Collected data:
** Start **
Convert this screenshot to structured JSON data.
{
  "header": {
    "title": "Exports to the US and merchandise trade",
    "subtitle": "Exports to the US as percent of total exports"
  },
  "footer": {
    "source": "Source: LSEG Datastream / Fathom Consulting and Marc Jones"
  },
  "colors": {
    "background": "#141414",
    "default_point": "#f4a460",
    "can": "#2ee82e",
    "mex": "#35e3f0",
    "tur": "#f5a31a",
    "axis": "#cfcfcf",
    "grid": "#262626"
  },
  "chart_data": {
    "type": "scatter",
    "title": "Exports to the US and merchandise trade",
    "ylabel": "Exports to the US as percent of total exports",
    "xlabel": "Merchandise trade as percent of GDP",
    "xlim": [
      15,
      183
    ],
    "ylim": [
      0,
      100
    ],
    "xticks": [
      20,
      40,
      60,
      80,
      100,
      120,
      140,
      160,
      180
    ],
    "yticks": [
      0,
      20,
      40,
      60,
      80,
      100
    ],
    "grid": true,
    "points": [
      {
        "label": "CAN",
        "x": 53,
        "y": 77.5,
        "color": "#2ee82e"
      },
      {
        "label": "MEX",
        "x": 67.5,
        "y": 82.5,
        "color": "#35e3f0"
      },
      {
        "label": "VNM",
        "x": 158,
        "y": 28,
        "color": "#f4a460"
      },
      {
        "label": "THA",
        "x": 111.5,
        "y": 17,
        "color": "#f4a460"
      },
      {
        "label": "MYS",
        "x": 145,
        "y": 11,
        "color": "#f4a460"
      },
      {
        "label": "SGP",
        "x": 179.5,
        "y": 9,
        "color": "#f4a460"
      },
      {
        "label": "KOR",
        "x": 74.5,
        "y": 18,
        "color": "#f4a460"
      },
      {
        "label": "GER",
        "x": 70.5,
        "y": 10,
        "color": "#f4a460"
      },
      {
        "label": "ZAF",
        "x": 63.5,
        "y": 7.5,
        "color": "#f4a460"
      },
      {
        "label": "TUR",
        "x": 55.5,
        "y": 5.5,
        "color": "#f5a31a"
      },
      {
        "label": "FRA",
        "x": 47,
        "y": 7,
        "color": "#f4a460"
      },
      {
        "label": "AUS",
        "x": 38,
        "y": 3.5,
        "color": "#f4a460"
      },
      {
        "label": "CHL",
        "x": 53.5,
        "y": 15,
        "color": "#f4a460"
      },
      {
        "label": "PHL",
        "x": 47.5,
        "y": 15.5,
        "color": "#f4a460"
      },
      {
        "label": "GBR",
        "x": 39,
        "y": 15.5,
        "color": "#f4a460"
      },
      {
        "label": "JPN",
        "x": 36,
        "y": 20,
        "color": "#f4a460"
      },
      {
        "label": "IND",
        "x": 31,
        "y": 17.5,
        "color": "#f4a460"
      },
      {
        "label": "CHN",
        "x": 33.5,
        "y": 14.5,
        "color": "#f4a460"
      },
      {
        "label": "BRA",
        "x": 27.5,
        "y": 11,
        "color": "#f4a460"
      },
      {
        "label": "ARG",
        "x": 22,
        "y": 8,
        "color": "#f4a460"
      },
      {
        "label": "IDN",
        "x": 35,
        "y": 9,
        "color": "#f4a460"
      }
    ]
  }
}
** End **
:: Goal of the exercise ::
Reproduce the whole listing word for word.

:: Task solution ::
Convert this screenshot to structured JSON data.
{
  "header": {
    "title": "Exports to the US and merchandise trade",
    "subtitle": "Exports to the US as percent of total exports"
  },
  "footer": {
    "source": "Source: LSEG Datastream / Fathom Consulting and Marc Jones"
  },
  "colors": {
    "background": "#141414",
    "default_point": "#f4a460",
    "can": "#2ee82e",
    "mex": "#35e3f0",
    "tur": "#f5a31a",
    "axis": "#cfcfcf",
    "grid": "#262626"
  },
  "chart_data": {
    "type": "scatter",
    "title": "Exports to the US and merchandise trade",
    "ylabel": "Exports to the US as percent of total exports",
    "xlabel": "Merchandise trade as percent of GDP",
    "xlim": [
      15,
      183
    ],
    "ylim": [
      0,
      100
    ],
    "xticks": [
      20,
      40,
      60,
      80,
      100,
      120,
      140,
      160,
      180
    ],
    "yticks": [
      0,
      20,
      40,
      60,
      80,
      100
    ],
    "grid": true,
    "points": [
      {
        "label": "CAN",
        "x": 53,
        "y": 77.5,
        "color": "#2ee82e"
      },
      {
        "label": "MEX",
        "x": 67.5,
        "y": 82.5,
        "color": "#35e3f0"
      },
      {
        "label": "VNM",
        "x": 158,
        "y": 28,
        "color": "#f4a460"
      },
      {
        "label": "THA",
        "x": 111.5,
        "y": 17,
        "color": "#f4a460"
      },
      {
        "label": "MYS",
        "x": 145,
        "y": 11,
        "color": "#f4a460"
      },
      {
        "label": "SGP",
        "x": 179.5,
        "y": 9,
        "color": "#f4a460"
      },
      {
        "label": "KOR",
        "x": 74.5,
        "y": 18,
        "color": "#f4a460"
      },
      {
        "label": "GER",
        "x": 70.5,
        "y": 10,
        "color": "#f4a460"
      },
      {
        "label": "ZAF",
        "x": 63.5,
        "y": 7.5,
        "color": "#f4a460"
      },
      {
        "label": "TUR",
        "x": 55.5,
        "y": 5.5,
        "color": "#f5a31a"
      },
      {
        "label": "FRA",
        "x": 47,
        "y": 7,
        "color": "#f4a460"
      },
      {
        "label": "AUS",
        "x": 38,
        "y": 3.5,
        "color": "#f4a460"
      },
      {
        "label": "CHL",
        "x": 53.5,
        "y": 15,
        "color": "#f4a460"
      },
      {
        "label": "PHL",
        "x": 47.5,
        "y": 15.5,
        "color": "#f4a460"
      },
      {
        "label": "GBR",
        "x": 39,
        "y": 15.5,
        "color": "#f4a460"
      },
      {
        "label": "JPN",
        "x": 36,
        "y": 20,
        "color": "#f4a460"
      },
      {
        "label": "IND",
        "x": 31,
        "y": 17.5,
        "color": "#f4a460"
      },
      {
        "label": "CHN",
        "x": 33.5,
        "y": 14.5,
        "color": "#f4a460"
      },
      {
        "label": "BRA",
        "x": 27.5,
        "y": 11,
        "color": "#f4a460"
      },
      {
        "label": "ARG",
        "x": 22,
        "y": 8,
        "color": "#f4a460"
      },
      {
        "label": "IDN",
        "x": 35,
        "y": 9,
        "color": "#f4a460"
      }
    ]
  }
}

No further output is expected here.